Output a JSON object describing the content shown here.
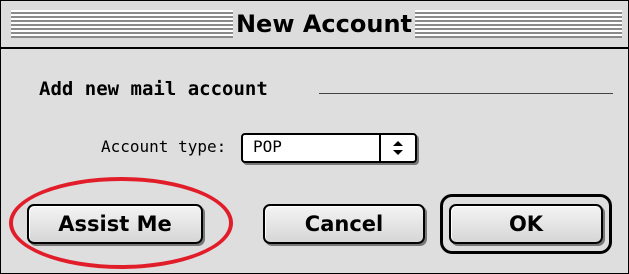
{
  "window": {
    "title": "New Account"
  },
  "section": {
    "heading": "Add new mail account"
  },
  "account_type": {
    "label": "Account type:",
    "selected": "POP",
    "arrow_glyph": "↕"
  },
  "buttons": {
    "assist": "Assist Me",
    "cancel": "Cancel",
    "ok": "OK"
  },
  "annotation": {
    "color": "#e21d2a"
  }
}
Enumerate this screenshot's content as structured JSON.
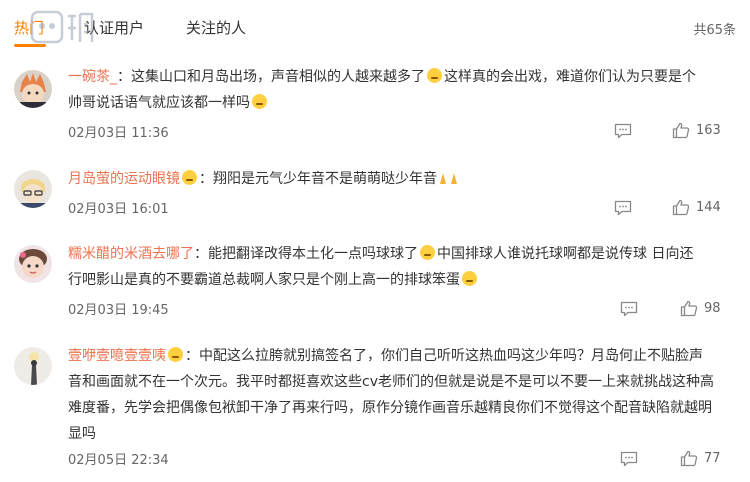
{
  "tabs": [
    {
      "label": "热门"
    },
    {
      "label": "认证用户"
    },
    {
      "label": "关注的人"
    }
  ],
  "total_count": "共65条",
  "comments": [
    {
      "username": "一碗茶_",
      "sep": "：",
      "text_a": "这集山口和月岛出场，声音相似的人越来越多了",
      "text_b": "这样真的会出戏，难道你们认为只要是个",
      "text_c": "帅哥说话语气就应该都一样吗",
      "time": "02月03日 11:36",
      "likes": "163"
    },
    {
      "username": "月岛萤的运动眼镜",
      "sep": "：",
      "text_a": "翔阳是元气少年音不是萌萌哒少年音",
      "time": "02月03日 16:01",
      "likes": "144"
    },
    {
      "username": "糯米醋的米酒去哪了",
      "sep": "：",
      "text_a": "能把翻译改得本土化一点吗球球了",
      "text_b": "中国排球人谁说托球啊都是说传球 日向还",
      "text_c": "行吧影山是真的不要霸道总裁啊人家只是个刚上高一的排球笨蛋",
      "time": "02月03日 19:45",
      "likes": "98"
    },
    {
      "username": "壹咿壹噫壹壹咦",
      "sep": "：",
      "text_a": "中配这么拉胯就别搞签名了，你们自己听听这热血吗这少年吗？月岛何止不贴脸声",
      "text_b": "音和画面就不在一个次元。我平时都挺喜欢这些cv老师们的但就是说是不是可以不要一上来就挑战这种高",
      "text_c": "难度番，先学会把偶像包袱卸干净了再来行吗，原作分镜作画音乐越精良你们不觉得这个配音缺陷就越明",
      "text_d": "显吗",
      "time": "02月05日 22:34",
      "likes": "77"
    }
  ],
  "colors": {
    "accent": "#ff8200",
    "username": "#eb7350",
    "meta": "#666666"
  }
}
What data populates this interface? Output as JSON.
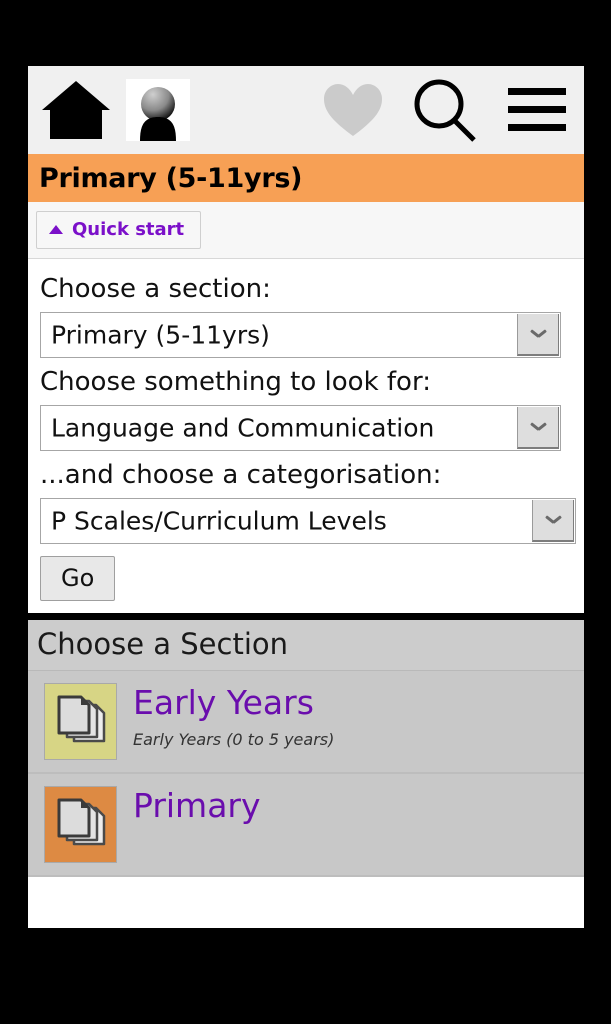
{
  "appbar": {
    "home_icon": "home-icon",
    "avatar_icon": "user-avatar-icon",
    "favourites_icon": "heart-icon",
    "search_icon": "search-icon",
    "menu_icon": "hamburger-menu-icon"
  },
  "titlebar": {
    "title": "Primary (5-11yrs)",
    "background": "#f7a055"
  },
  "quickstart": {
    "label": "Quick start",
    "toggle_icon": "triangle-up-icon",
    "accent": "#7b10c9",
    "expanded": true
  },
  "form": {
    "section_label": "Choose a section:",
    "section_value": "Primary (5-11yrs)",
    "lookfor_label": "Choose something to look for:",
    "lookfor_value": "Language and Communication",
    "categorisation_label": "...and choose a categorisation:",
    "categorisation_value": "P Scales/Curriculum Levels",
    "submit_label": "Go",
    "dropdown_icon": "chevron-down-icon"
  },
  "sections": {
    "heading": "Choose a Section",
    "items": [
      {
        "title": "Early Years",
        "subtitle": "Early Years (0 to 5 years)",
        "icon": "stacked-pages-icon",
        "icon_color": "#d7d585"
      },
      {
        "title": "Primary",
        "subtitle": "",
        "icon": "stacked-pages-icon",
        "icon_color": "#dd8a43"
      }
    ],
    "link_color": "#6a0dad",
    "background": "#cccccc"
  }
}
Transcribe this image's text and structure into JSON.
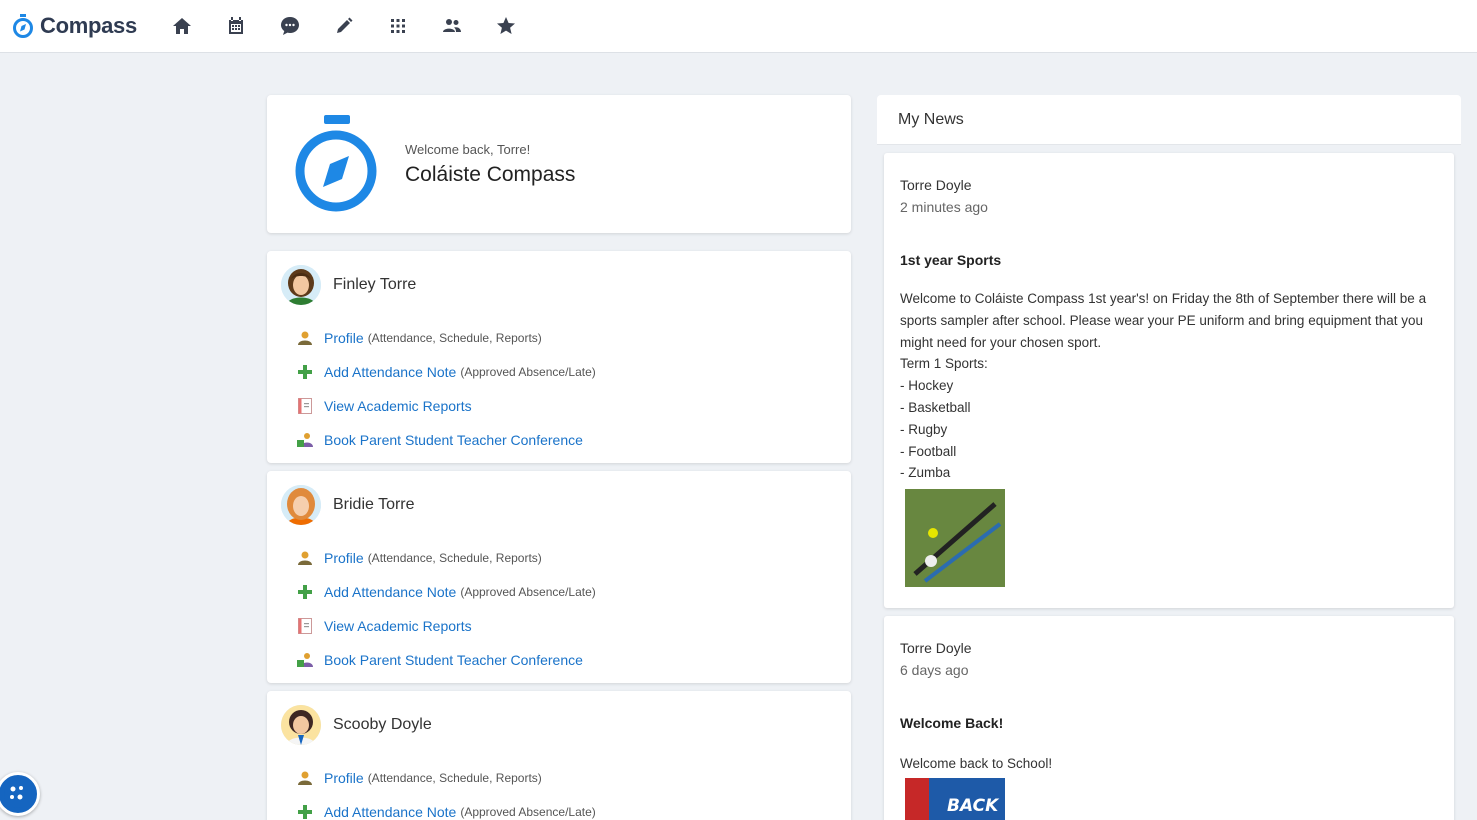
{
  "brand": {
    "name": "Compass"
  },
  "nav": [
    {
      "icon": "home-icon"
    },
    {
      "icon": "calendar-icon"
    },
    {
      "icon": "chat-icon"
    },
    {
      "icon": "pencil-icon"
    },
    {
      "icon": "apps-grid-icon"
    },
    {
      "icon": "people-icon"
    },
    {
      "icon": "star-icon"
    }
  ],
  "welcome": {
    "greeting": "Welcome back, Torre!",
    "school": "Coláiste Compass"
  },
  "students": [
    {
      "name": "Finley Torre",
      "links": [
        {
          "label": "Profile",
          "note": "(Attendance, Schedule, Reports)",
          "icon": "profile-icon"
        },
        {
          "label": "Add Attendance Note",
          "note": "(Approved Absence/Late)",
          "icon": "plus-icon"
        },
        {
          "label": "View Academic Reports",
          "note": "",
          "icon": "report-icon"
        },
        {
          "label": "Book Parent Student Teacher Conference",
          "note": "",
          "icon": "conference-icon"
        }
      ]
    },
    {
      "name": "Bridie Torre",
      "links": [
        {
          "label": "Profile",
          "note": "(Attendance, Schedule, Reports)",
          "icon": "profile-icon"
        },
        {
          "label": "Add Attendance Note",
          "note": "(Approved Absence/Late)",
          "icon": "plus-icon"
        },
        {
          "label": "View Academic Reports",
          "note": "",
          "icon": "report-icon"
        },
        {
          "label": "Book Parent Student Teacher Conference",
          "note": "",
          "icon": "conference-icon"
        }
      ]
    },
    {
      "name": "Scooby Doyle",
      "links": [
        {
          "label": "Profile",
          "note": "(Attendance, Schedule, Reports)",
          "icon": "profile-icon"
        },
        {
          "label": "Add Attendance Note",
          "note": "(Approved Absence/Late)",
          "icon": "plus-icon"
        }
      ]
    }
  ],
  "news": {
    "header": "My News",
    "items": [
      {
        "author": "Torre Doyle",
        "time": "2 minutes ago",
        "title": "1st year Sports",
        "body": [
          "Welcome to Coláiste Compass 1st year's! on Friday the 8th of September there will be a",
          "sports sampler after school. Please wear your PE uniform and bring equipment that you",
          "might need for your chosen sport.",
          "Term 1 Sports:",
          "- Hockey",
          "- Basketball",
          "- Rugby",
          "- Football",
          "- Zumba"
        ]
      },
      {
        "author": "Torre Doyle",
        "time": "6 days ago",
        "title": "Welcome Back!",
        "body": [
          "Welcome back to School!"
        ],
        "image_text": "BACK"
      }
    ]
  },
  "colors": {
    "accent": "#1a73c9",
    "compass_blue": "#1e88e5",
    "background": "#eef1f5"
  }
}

****

Reproduce each line exactly, please, except for any pictures.

Output a JSON object describing the content shown here.
{
  "window": {
    "title": "New Account"
  },
  "section": {
    "heading": "Add new mail account"
  },
  "account_type": {
    "label": "Account type:",
    "selected": "POP",
    "arrow_glyph": "↕"
  },
  "buttons": {
    "assist": "Assist Me",
    "cancel": "Cancel",
    "ok": "OK"
  },
  "annotation": {
    "color": "#e21d2a"
  }
}
Enumerate this screenshot's content as structured JSON.
{
  "tabs": [
    {
      "label": "热门"
    },
    {
      "label": "认证用户"
    },
    {
      "label": "关注的人"
    }
  ],
  "total_count": "共65条",
  "comments": [
    {
      "username": "一碗茶_",
      "sep": "：",
      "text_a": "这集山口和月岛出场，声音相似的人越来越多了",
      "text_b": "这样真的会出戏，难道你们认为只要是个",
      "text_c": "帅哥说话语气就应该都一样吗",
      "time": "02月03日 11:36",
      "likes": "163"
    },
    {
      "username": "月岛萤的运动眼镜",
      "sep": "：",
      "text_a": "翔阳是元气少年音不是萌萌哒少年音",
      "time": "02月03日 16:01",
      "likes": "144"
    },
    {
      "username": "糯米醋的米酒去哪了",
      "sep": "：",
      "text_a": "能把翻译改得本土化一点吗球球了",
      "text_b": "中国排球人谁说托球啊都是说传球 日向还",
      "text_c": "行吧影山是真的不要霸道总裁啊人家只是个刚上高一的排球笨蛋",
      "time": "02月03日 19:45",
      "likes": "98"
    },
    {
      "username": "壹咿壹噫壹壹咦",
      "sep": "：",
      "text_a": "中配这么拉胯就别搞签名了，你们自己听听这热血吗这少年吗？月岛何止不贴脸声",
      "text_b": "音和画面就不在一个次元。我平时都挺喜欢这些cv老师们的但就是说是不是可以不要一上来就挑战这种高",
      "text_c": "难度番，先学会把偶像包袱卸干净了再来行吗，原作分镜作画音乐越精良你们不觉得这个配音缺陷就越明",
      "text_d": "显吗",
      "time": "02月05日 22:34",
      "likes": "77"
    }
  ],
  "colors": {
    "accent": "#ff8200",
    "username": "#eb7350",
    "meta": "#666666"
  }
}
What data populates this interface? Output as JSON.
{
  "appbar": {
    "home_icon": "home-icon",
    "avatar_icon": "user-avatar-icon",
    "favourites_icon": "heart-icon",
    "search_icon": "search-icon",
    "menu_icon": "hamburger-menu-icon"
  },
  "titlebar": {
    "title": "Primary (5-11yrs)",
    "background": "#f7a055"
  },
  "quickstart": {
    "label": "Quick start",
    "toggle_icon": "triangle-up-icon",
    "accent": "#7b10c9",
    "expanded": true
  },
  "form": {
    "section_label": "Choose a section:",
    "section_value": "Primary (5-11yrs)",
    "lookfor_label": "Choose something to look for:",
    "lookfor_value": "Language and Communication",
    "categorisation_label": "...and choose a categorisation:",
    "categorisation_value": "P Scales/Curriculum Levels",
    "submit_label": "Go",
    "dropdown_icon": "chevron-down-icon"
  },
  "sections": {
    "heading": "Choose a Section",
    "items": [
      {
        "title": "Early Years",
        "subtitle": "Early Years (0 to 5 years)",
        "icon": "stacked-pages-icon",
        "icon_color": "#d7d585"
      },
      {
        "title": "Primary",
        "subtitle": "",
        "icon": "stacked-pages-icon",
        "icon_color": "#dd8a43"
      }
    ],
    "link_color": "#6a0dad",
    "background": "#cccccc"
  }
}
Transcribe this image's text and structure into JSON.
{
  "brand": {
    "name": "Compass"
  },
  "nav": [
    {
      "icon": "home-icon"
    },
    {
      "icon": "calendar-icon"
    },
    {
      "icon": "chat-icon"
    },
    {
      "icon": "pencil-icon"
    },
    {
      "icon": "apps-grid-icon"
    },
    {
      "icon": "people-icon"
    },
    {
      "icon": "star-icon"
    }
  ],
  "welcome": {
    "greeting": "Welcome back, Torre!",
    "school": "Coláiste Compass"
  },
  "students": [
    {
      "name": "Finley Torre",
      "links": [
        {
          "label": "Profile",
          "note": "(Attendance, Schedule, Reports)",
          "icon": "profile-icon"
        },
        {
          "label": "Add Attendance Note",
          "note": "(Approved Absence/Late)",
          "icon": "plus-icon"
        },
        {
          "label": "View Academic Reports",
          "note": "",
          "icon": "report-icon"
        },
        {
          "label": "Book Parent Student Teacher Conference",
          "note": "",
          "icon": "conference-icon"
        }
      ]
    },
    {
      "name": "Bridie Torre",
      "links": [
        {
          "label": "Profile",
          "note": "(Attendance, Schedule, Reports)",
          "icon": "profile-icon"
        },
        {
          "label": "Add Attendance Note",
          "note": "(Approved Absence/Late)",
          "icon": "plus-icon"
        },
        {
          "label": "View Academic Reports",
          "note": "",
          "icon": "report-icon"
        },
        {
          "label": "Book Parent Student Teacher Conference",
          "note": "",
          "icon": "conference-icon"
        }
      ]
    },
    {
      "name": "Scooby Doyle",
      "links": [
        {
          "label": "Profile",
          "note": "(Attendance, Schedule, Reports)",
          "icon": "profile-icon"
        },
        {
          "label": "Add Attendance Note",
          "note": "(Approved Absence/Late)",
          "icon": "plus-icon"
        }
      ]
    }
  ],
  "news": {
    "header": "My News",
    "items": [
      {
        "author": "Torre Doyle",
        "time": "2 minutes ago",
        "title": "1st year Sports",
        "body": [
          "Welcome to Coláiste Compass 1st year's! on Friday the 8th of September there will be a",
          "sports sampler after school. Please wear your PE uniform and bring equipment that you",
          "might need for your chosen sport.",
          "Term 1 Sports:",
          "- Hockey",
          "- Basketball",
          "- Rugby",
          "- Football",
          "- Zumba"
        ]
      },
      {
        "author": "Torre Doyle",
        "time": "6 days ago",
        "title": "Welcome Back!",
        "body": [
          "Welcome back to School!"
        ],
        "image_text": "BACK"
      }
    ]
  },
  "colors": {
    "accent": "#1a73c9",
    "compass_blue": "#1e88e5",
    "background": "#eef1f5"
  }
}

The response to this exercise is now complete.